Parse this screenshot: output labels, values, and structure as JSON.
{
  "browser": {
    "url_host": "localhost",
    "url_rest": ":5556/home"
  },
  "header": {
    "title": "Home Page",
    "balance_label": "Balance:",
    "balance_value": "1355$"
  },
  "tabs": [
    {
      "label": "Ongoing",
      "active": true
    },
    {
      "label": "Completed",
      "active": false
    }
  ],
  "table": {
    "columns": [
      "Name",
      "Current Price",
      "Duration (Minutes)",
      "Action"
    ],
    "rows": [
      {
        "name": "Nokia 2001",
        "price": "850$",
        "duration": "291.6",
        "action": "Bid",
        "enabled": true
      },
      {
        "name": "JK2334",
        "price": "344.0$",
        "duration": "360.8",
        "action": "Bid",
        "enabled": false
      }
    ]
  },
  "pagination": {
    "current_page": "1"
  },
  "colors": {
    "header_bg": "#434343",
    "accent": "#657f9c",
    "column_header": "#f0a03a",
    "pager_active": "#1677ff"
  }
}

☆ ☆ ☆ ☆ ☆

#### [Instructions to follow]
All of the material above needs to be retyped word for word.

#### [Exercise answer]
Parse this screenshot: output labels, values, and structure as JSON.
{
  "browser": {
    "url_host": "localhost",
    "url_rest": ":5556/home"
  },
  "header": {
    "title": "Home Page",
    "balance_label": "Balance:",
    "balance_value": "1355$"
  },
  "tabs": [
    {
      "label": "Ongoing",
      "active": true
    },
    {
      "label": "Completed",
      "active": false
    }
  ],
  "table": {
    "columns": [
      "Name",
      "Current Price",
      "Duration (Minutes)",
      "Action"
    ],
    "rows": [
      {
        "name": "Nokia 2001",
        "price": "850$",
        "duration": "291.6",
        "action": "Bid",
        "enabled": true
      },
      {
        "name": "JK2334",
        "price": "344.0$",
        "duration": "360.8",
        "action": "Bid",
        "enabled": false
      }
    ]
  },
  "pagination": {
    "current_page": "1"
  },
  "colors": {
    "header_bg": "#434343",
    "accent": "#657f9c",
    "column_header": "#f0a03a",
    "pager_active": "#1677ff"
  }
}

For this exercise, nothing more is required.